#### Your goal
Copy every entry exactly.

Chart and figure data
* BEGIN *

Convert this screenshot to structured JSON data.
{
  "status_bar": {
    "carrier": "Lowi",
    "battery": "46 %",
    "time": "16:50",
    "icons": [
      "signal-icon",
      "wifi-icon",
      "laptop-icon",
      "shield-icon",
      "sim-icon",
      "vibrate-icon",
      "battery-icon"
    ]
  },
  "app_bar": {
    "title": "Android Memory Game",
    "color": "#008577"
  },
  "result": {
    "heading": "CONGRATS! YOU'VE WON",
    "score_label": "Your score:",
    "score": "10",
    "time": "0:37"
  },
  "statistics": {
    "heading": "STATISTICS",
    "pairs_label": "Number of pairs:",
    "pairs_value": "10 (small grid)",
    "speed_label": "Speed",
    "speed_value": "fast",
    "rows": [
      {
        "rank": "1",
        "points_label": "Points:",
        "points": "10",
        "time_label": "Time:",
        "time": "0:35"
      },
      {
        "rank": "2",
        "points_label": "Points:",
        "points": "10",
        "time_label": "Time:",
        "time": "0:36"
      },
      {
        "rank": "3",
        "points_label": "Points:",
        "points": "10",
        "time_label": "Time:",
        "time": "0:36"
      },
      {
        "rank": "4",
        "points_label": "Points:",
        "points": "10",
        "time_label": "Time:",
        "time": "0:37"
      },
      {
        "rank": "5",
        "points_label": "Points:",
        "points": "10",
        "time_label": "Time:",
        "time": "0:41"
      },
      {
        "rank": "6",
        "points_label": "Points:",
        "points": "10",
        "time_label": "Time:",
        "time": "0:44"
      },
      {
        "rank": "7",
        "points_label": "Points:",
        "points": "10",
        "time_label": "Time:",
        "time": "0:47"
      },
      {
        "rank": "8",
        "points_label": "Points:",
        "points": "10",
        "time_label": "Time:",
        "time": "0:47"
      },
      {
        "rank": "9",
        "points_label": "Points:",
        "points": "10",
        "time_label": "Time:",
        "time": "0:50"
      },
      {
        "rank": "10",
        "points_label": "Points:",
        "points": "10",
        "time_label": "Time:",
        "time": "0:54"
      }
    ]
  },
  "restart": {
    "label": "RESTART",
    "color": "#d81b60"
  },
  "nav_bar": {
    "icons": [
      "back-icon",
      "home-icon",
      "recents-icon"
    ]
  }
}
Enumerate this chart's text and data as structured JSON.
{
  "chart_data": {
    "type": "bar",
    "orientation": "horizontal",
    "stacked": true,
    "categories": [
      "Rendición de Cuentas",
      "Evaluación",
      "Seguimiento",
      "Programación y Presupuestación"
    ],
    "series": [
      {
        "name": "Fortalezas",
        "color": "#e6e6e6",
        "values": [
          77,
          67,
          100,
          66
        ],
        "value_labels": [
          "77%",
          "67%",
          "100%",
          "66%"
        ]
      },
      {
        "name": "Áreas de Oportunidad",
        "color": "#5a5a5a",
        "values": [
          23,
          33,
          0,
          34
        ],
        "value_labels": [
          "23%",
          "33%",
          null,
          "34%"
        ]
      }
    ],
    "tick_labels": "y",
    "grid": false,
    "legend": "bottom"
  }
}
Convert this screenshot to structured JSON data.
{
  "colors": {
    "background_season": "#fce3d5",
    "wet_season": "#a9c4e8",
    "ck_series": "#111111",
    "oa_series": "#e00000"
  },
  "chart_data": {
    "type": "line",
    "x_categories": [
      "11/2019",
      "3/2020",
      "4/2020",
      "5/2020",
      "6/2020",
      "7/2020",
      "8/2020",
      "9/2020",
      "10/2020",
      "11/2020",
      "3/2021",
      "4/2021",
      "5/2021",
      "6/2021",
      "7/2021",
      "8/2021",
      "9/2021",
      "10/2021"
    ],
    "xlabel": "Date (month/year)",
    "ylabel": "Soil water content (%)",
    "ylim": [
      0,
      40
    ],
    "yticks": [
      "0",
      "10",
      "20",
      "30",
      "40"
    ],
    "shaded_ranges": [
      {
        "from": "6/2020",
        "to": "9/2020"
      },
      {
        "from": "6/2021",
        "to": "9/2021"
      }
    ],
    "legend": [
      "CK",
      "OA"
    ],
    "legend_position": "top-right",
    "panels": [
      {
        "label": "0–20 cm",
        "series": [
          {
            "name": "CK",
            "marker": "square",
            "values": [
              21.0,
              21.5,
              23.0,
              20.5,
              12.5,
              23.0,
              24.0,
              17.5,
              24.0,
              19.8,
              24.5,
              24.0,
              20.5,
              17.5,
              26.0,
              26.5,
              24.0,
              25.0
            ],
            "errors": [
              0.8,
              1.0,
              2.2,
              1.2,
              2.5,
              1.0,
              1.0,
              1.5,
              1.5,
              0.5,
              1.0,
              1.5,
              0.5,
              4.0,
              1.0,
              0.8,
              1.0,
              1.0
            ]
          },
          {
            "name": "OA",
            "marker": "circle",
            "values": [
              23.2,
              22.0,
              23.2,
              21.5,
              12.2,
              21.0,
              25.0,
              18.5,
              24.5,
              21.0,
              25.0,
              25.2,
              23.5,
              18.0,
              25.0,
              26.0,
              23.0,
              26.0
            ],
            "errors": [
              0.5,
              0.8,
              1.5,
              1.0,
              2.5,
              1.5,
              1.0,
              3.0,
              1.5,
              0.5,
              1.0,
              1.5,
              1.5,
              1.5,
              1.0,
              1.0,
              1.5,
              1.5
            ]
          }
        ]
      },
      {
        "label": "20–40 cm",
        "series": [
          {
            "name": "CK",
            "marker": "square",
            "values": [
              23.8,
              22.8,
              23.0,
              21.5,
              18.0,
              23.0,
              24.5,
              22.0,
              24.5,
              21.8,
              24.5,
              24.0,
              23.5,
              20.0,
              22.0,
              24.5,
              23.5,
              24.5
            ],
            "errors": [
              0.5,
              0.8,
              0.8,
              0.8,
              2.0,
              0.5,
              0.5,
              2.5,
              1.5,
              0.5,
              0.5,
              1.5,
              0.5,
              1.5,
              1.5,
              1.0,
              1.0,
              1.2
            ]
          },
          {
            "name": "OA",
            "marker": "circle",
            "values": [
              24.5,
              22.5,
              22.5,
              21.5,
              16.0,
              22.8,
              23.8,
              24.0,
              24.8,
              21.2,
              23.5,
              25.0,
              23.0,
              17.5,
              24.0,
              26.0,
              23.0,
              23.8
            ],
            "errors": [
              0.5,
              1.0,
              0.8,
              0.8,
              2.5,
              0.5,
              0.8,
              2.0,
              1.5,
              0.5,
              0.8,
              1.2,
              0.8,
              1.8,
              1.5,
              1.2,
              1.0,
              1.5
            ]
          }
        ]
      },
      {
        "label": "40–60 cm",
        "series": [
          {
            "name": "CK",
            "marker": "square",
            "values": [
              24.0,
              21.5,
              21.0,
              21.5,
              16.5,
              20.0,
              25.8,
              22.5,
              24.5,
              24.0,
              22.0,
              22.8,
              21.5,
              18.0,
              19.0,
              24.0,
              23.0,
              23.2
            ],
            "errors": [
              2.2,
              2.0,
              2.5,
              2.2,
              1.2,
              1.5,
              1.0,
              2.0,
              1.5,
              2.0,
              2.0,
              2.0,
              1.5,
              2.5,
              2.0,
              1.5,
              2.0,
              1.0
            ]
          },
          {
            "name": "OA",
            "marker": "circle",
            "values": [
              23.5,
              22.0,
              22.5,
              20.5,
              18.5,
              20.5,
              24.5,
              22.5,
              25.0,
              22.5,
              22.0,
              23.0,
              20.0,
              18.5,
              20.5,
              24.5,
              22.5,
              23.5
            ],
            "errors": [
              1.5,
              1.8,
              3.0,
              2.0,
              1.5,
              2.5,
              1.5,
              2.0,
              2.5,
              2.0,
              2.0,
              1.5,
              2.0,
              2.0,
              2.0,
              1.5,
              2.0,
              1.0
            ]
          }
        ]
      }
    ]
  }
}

* END *

#### Full answer
Convert this screenshot to structured JSON data.
{
  "status_bar": {
    "carrier": "Lowi",
    "battery": "46 %",
    "time": "16:50",
    "icons": [
      "signal-icon",
      "wifi-icon",
      "laptop-icon",
      "shield-icon",
      "sim-icon",
      "vibrate-icon",
      "battery-icon"
    ]
  },
  "app_bar": {
    "title": "Android Memory Game",
    "color": "#008577"
  },
  "result": {
    "heading": "CONGRATS! YOU'VE WON",
    "score_label": "Your score:",
    "score": "10",
    "time": "0:37"
  },
  "statistics": {
    "heading": "STATISTICS",
    "pairs_label": "Number of pairs:",
    "pairs_value": "10 (small grid)",
    "speed_label": "Speed",
    "speed_value": "fast",
    "rows": [
      {
        "rank": "1",
        "points_label": "Points:",
        "points": "10",
        "time_label": "Time:",
        "time": "0:35"
      },
      {
        "rank": "2",
        "points_label": "Points:",
        "points": "10",
        "time_label": "Time:",
        "time": "0:36"
      },
      {
        "rank": "3",
        "points_label": "Points:",
        "points": "10",
        "time_label": "Time:",
        "time": "0:36"
      },
      {
        "rank": "4",
        "points_label": "Points:",
        "points": "10",
        "time_label": "Time:",
        "time": "0:37"
      },
      {
        "rank": "5",
        "points_label": "Points:",
        "points": "10",
        "time_label": "Time:",
        "time": "0:41"
      },
      {
        "rank": "6",
        "points_label": "Points:",
        "points": "10",
        "time_label": "Time:",
        "time": "0:44"
      },
      {
        "rank": "7",
        "points_label": "Points:",
        "points": "10",
        "time_label": "Time:",
        "time": "0:47"
      },
      {
        "rank": "8",
        "points_label": "Points:",
        "points": "10",
        "time_label": "Time:",
        "time": "0:47"
      },
      {
        "rank": "9",
        "points_label": "Points:",
        "points": "10",
        "time_label": "Time:",
        "time": "0:50"
      },
      {
        "rank": "10",
        "points_label": "Points:",
        "points": "10",
        "time_label": "Time:",
        "time": "0:54"
      }
    ]
  },
  "restart": {
    "label": "RESTART",
    "color": "#d81b60"
  },
  "nav_bar": {
    "icons": [
      "back-icon",
      "home-icon",
      "recents-icon"
    ]
  }
}
Enumerate this chart's text and data as structured JSON.
{
  "chart_data": {
    "type": "bar",
    "orientation": "horizontal",
    "stacked": true,
    "categories": [
      "Rendición de Cuentas",
      "Evaluación",
      "Seguimiento",
      "Programación y Presupuestación"
    ],
    "series": [
      {
        "name": "Fortalezas",
        "color": "#e6e6e6",
        "values": [
          77,
          67,
          100,
          66
        ],
        "value_labels": [
          "77%",
          "67%",
          "100%",
          "66%"
        ]
      },
      {
        "name": "Áreas de Oportunidad",
        "color": "#5a5a5a",
        "values": [
          23,
          33,
          0,
          34
        ],
        "value_labels": [
          "23%",
          "33%",
          null,
          "34%"
        ]
      }
    ],
    "tick_labels": "y",
    "grid": false,
    "legend": "bottom"
  }
}
Convert this screenshot to structured JSON data.
{
  "colors": {
    "background_season": "#fce3d5",
    "wet_season": "#a9c4e8",
    "ck_series": "#111111",
    "oa_series": "#e00000"
  },
  "chart_data": {
    "type": "line",
    "x_categories": [
      "11/2019",
      "3/2020",
      "4/2020",
      "5/2020",
      "6/2020",
      "7/2020",
      "8/2020",
      "9/2020",
      "10/2020",
      "11/2020",
      "3/2021",
      "4/2021",
      "5/2021",
      "6/2021",
      "7/2021",
      "8/2021",
      "9/2021",
      "10/2021"
    ],
    "xlabel": "Date (month/year)",
    "ylabel": "Soil water content (%)",
    "ylim": [
      0,
      40
    ],
    "yticks": [
      "0",
      "10",
      "20",
      "30",
      "40"
    ],
    "shaded_ranges": [
      {
        "from": "6/2020",
        "to": "9/2020"
      },
      {
        "from": "6/2021",
        "to": "9/2021"
      }
    ],
    "legend": [
      "CK",
      "OA"
    ],
    "legend_position": "top-right",
    "panels": [
      {
        "label": "0–20 cm",
        "series": [
          {
            "name": "CK",
            "marker": "square",
            "values": [
              21.0,
              21.5,
              23.0,
              20.5,
              12.5,
              23.0,
              24.0,
              17.5,
              24.0,
              19.8,
              24.5,
              24.0,
              20.5,
              17.5,
              26.0,
              26.5,
              24.0,
              25.0
            ],
            "errors": [
              0.8,
              1.0,
              2.2,
              1.2,
              2.5,
              1.0,
              1.0,
              1.5,
              1.5,
              0.5,
              1.0,
              1.5,
              0.5,
              4.0,
              1.0,
              0.8,
              1.0,
              1.0
            ]
          },
          {
            "name": "OA",
            "marker": "circle",
            "values": [
              23.2,
              22.0,
              23.2,
              21.5,
              12.2,
              21.0,
              25.0,
              18.5,
              24.5,
              21.0,
              25.0,
              25.2,
              23.5,
              18.0,
              25.0,
              26.0,
              23.0,
              26.0
            ],
            "errors": [
              0.5,
              0.8,
              1.5,
              1.0,
              2.5,
              1.5,
              1.0,
              3.0,
              1.5,
              0.5,
              1.0,
              1.5,
              1.5,
              1.5,
              1.0,
              1.0,
              1.5,
              1.5
            ]
          }
        ]
      },
      {
        "label": "20–40 cm",
        "series": [
          {
            "name": "CK",
            "marker": "square",
            "values": [
              23.8,
              22.8,
              23.0,
              21.5,
              18.0,
              23.0,
              24.5,
              22.0,
              24.5,
              21.8,
              24.5,
              24.0,
              23.5,
              20.0,
              22.0,
              24.5,
              23.5,
              24.5
            ],
            "errors": [
              0.5,
              0.8,
              0.8,
              0.8,
              2.0,
              0.5,
              0.5,
              2.5,
              1.5,
              0.5,
              0.5,
              1.5,
              0.5,
              1.5,
              1.5,
              1.0,
              1.0,
              1.2
            ]
          },
          {
            "name": "OA",
            "marker": "circle",
            "values": [
              24.5,
              22.5,
              22.5,
              21.5,
              16.0,
              22.8,
              23.8,
              24.0,
              24.8,
              21.2,
              23.5,
              25.0,
              23.0,
              17.5,
              24.0,
              26.0,
              23.0,
              23.8
            ],
            "errors": [
              0.5,
              1.0,
              0.8,
              0.8,
              2.5,
              0.5,
              0.8,
              2.0,
              1.5,
              0.5,
              0.8,
              1.2,
              0.8,
              1.8,
              1.5,
              1.2,
              1.0,
              1.5
            ]
          }
        ]
      },
      {
        "label": "40–60 cm",
        "series": [
          {
            "name": "CK",
            "marker": "square",
            "values": [
              24.0,
              21.5,
              21.0,
              21.5,
              16.5,
              20.0,
              25.8,
              22.5,
              24.5,
              24.0,
              22.0,
              22.8,
              21.5,
              18.0,
              19.0,
              24.0,
              23.0,
              23.2
            ],
            "errors": [
              2.2,
              2.0,
              2.5,
              2.2,
              1.2,
              1.5,
              1.0,
              2.0,
              1.5,
              2.0,
              2.0,
              2.0,
              1.5,
              2.5,
              2.0,
              1.5,
              2.0,
              1.0
            ]
          },
          {
            "name": "OA",
            "marker": "circle",
            "values": [
              23.5,
              22.0,
              22.5,
              20.5,
              18.5,
              20.5,
              24.5,
              22.5,
              25.0,
              22.5,
              22.0,
              23.0,
              20.0,
              18.5,
              20.5,
              24.5,
              22.5,
              23.5
            ],
            "errors": [
              1.5,
              1.8,
              3.0,
              2.0,
              1.5,
              2.5,
              1.5,
              2.0,
              2.5,
              2.0,
              2.0,
              1.5,
              2.0,
              2.0,
              2.0,
              1.5,
              2.0,
              1.0
            ]
          }
        ]
      }
    ]
  }
}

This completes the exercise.